# Data supplied
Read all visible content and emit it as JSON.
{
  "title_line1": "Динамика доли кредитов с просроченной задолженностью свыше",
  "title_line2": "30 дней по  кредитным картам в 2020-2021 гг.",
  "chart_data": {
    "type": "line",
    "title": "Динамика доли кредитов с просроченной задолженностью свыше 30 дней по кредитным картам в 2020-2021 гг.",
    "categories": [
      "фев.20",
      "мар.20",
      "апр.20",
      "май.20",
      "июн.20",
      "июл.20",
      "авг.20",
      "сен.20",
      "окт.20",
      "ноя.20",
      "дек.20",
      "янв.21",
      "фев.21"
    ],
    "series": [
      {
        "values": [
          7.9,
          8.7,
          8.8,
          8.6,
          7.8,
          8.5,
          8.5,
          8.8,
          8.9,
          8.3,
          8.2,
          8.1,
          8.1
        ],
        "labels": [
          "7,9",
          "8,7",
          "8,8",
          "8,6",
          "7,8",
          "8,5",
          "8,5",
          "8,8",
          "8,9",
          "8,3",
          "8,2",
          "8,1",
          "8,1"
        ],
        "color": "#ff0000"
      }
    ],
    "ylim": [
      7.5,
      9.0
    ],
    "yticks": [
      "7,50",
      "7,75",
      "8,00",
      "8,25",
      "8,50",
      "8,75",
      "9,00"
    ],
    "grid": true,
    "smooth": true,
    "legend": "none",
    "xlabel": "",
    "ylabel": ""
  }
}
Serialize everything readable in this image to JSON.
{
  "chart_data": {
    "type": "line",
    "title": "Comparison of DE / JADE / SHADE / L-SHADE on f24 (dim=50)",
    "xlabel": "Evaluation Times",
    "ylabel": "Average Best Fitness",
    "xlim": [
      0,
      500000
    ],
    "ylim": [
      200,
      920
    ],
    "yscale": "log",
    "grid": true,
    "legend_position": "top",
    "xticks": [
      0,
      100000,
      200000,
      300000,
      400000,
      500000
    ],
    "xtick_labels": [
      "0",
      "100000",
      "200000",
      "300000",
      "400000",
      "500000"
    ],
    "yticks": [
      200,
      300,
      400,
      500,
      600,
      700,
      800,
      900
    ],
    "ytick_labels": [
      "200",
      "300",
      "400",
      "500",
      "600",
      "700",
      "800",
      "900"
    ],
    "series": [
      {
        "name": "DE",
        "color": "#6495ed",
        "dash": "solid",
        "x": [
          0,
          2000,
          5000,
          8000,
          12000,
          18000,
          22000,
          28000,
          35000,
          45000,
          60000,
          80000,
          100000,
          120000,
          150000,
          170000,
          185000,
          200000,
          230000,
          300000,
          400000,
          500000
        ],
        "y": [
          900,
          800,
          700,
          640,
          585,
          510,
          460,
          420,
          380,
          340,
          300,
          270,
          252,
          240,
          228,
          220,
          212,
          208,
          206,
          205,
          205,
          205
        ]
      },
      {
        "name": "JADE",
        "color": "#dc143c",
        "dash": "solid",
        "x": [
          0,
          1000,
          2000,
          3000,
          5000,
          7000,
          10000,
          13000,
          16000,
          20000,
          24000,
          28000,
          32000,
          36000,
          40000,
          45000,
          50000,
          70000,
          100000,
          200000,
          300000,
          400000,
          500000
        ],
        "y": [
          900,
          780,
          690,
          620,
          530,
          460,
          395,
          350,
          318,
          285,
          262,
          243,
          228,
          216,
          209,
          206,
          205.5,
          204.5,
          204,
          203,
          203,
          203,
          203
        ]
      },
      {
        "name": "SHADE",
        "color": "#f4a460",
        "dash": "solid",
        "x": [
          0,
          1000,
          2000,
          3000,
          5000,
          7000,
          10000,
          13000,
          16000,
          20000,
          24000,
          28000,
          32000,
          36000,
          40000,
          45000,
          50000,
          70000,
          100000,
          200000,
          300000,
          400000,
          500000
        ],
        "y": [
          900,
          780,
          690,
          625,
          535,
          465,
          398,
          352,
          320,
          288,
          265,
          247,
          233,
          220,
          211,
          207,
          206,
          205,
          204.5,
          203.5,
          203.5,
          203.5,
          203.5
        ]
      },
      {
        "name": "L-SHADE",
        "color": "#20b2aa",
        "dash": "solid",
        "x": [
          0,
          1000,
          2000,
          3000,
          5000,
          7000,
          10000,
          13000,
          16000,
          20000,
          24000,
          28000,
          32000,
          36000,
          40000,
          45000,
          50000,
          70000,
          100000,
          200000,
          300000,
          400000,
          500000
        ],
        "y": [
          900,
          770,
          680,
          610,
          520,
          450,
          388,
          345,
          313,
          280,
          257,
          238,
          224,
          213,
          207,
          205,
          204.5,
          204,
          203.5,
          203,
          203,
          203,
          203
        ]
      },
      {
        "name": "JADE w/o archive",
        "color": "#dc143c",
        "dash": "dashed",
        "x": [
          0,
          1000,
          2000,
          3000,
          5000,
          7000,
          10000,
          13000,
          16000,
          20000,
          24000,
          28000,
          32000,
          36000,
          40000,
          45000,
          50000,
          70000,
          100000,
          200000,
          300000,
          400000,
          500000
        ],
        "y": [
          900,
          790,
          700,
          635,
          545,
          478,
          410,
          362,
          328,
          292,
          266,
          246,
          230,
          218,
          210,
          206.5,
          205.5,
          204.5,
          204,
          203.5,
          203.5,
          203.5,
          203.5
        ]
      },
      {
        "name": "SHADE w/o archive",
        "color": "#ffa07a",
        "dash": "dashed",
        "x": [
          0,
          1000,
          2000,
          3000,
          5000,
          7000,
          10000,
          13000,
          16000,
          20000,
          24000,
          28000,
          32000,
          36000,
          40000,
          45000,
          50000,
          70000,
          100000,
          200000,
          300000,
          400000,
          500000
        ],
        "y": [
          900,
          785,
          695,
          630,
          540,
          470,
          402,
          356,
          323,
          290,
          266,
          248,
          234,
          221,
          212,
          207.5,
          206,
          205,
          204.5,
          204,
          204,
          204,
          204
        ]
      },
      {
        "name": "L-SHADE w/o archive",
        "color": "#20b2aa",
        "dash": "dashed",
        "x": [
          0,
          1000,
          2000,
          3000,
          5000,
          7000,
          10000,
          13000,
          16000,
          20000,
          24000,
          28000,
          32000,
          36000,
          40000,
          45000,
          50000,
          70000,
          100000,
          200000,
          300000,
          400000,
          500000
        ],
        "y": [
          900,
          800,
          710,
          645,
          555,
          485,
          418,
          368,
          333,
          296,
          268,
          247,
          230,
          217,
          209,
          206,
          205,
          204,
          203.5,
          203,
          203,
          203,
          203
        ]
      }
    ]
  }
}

# Given exercise
From the material above, count the lines that include "Динамика" and give only the total.

# Result for this exercise
2